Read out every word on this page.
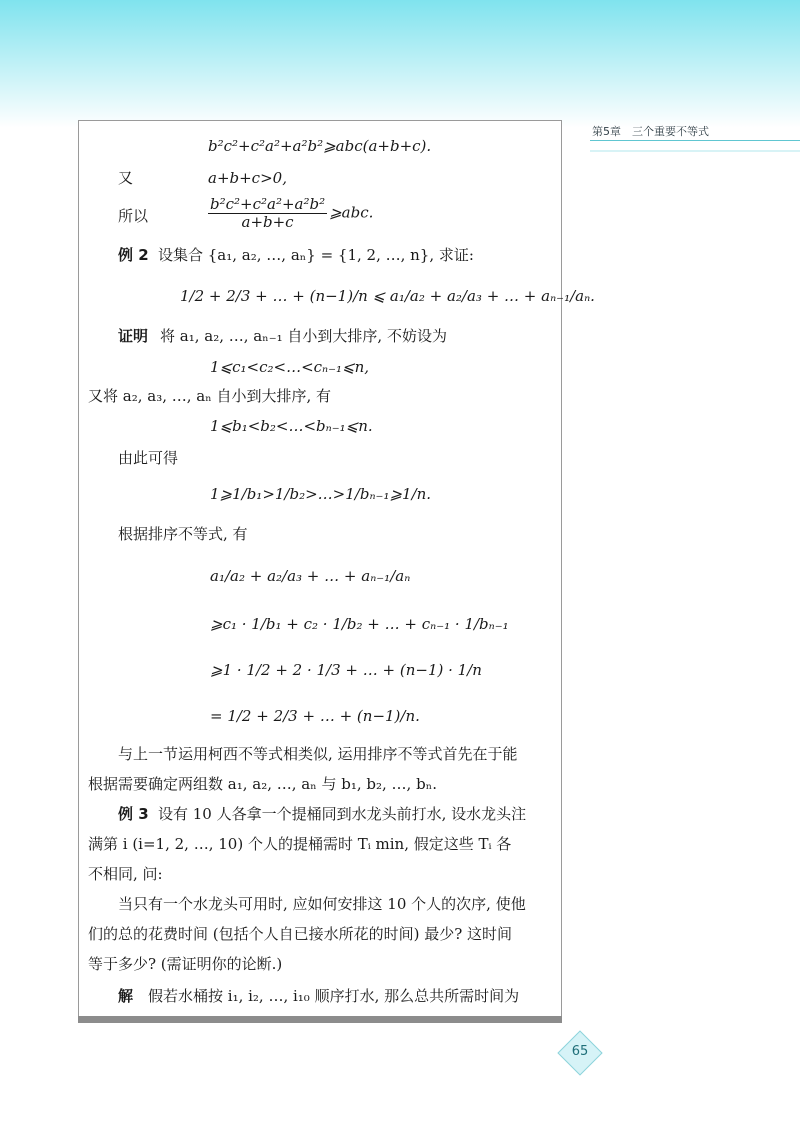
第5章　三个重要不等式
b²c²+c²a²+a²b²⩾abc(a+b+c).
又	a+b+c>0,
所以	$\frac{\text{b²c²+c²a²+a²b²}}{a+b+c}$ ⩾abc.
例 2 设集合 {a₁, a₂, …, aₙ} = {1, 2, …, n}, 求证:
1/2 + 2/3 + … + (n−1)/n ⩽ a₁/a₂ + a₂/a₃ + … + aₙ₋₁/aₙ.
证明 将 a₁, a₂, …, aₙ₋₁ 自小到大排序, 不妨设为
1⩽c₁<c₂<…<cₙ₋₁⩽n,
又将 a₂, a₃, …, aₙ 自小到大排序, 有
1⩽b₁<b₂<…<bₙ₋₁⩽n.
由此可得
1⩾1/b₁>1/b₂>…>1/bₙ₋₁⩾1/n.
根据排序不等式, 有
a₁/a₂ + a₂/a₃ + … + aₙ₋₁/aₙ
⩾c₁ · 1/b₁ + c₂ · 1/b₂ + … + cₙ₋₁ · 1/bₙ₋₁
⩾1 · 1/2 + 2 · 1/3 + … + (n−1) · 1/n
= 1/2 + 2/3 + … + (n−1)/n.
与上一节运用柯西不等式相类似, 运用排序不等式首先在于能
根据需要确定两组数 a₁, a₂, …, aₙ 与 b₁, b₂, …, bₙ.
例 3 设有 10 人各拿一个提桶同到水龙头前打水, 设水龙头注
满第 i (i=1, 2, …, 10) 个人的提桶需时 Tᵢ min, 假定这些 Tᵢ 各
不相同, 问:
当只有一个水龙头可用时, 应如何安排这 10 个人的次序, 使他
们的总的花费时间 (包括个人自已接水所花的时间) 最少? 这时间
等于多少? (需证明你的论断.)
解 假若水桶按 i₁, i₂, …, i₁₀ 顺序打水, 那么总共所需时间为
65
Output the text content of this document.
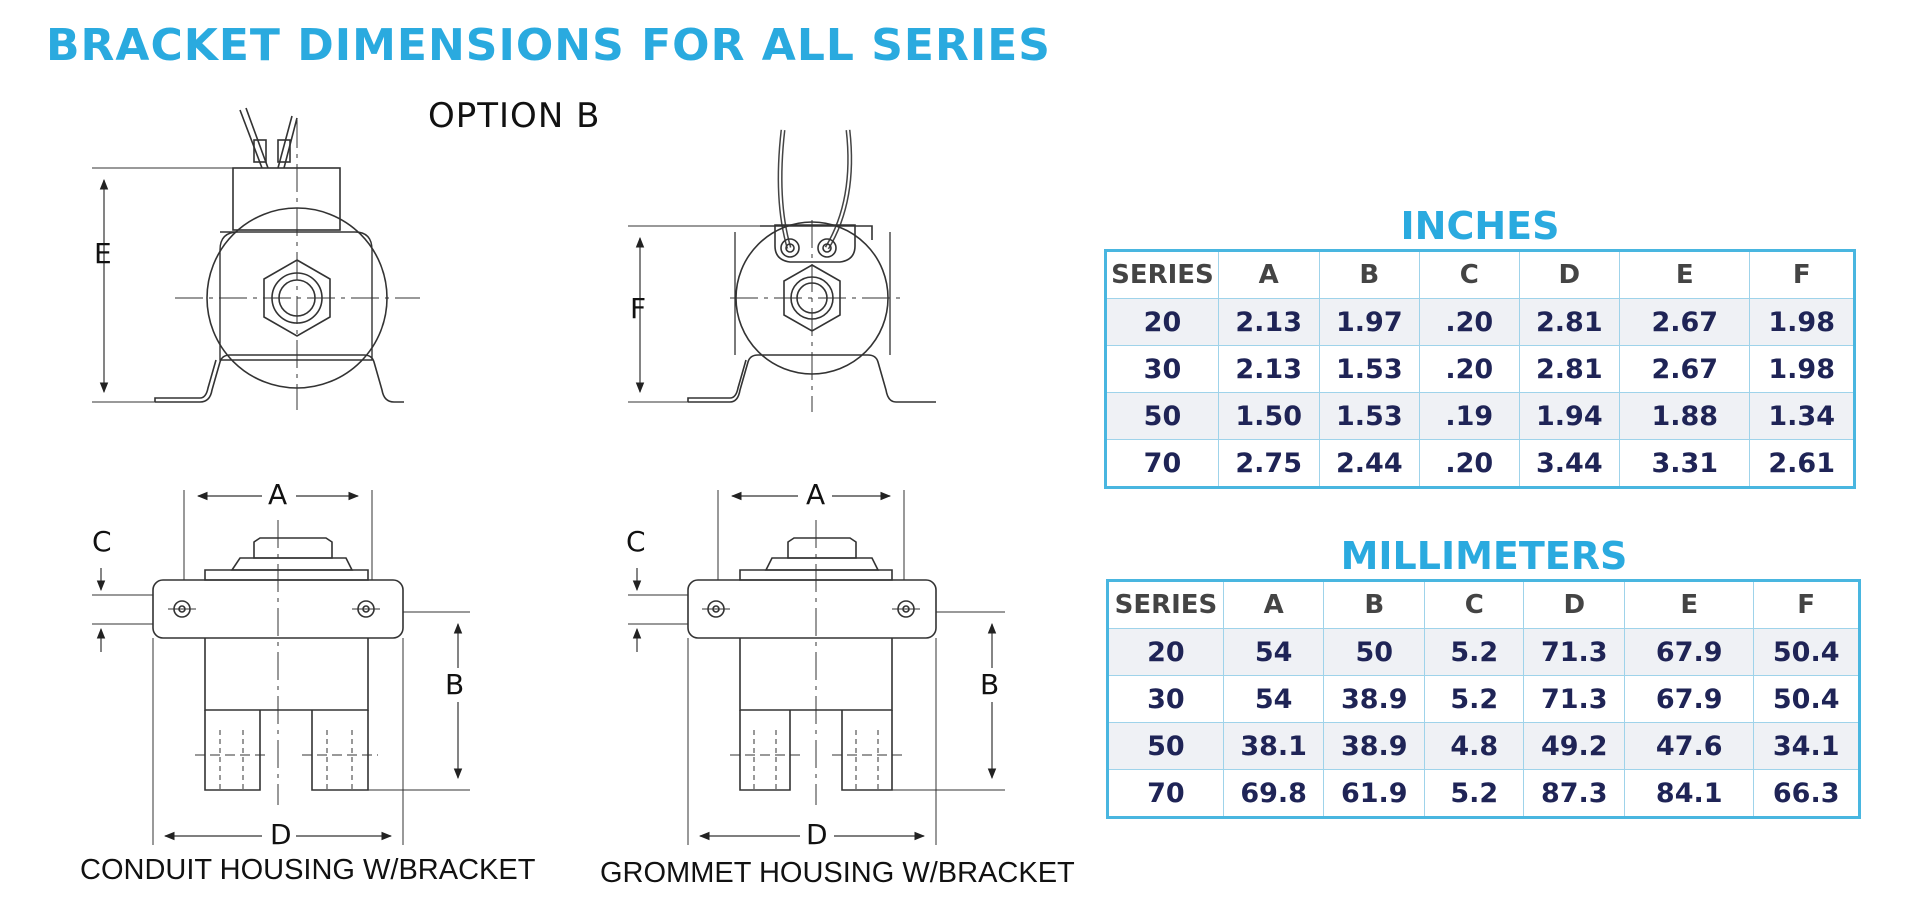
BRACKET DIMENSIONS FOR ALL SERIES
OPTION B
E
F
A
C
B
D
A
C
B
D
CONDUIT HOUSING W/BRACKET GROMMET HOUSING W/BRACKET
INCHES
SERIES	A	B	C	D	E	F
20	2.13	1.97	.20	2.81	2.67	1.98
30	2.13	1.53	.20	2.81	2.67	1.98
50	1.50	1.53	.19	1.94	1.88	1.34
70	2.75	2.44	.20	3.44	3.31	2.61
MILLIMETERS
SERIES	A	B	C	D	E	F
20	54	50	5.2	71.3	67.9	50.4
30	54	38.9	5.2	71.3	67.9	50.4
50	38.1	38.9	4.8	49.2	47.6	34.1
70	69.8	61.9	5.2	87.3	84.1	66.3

==

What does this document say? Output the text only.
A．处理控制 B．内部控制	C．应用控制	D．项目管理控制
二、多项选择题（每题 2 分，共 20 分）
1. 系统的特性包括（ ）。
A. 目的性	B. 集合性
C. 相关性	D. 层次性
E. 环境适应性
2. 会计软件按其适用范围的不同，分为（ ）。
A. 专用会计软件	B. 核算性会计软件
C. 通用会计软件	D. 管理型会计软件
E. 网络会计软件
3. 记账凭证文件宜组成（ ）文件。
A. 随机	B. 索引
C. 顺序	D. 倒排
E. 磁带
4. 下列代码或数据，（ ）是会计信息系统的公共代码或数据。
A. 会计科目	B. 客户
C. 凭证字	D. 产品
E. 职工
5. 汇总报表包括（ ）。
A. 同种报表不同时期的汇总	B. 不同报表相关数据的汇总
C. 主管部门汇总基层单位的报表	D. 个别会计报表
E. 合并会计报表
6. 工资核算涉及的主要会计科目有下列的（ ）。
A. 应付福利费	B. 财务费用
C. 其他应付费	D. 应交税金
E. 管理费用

• **EXERCISE DETAILS**
Check every line of the listing for the string "a²b²" and report how many lines have it, as a number alone.

• **COMPLETE OUTPUT**
2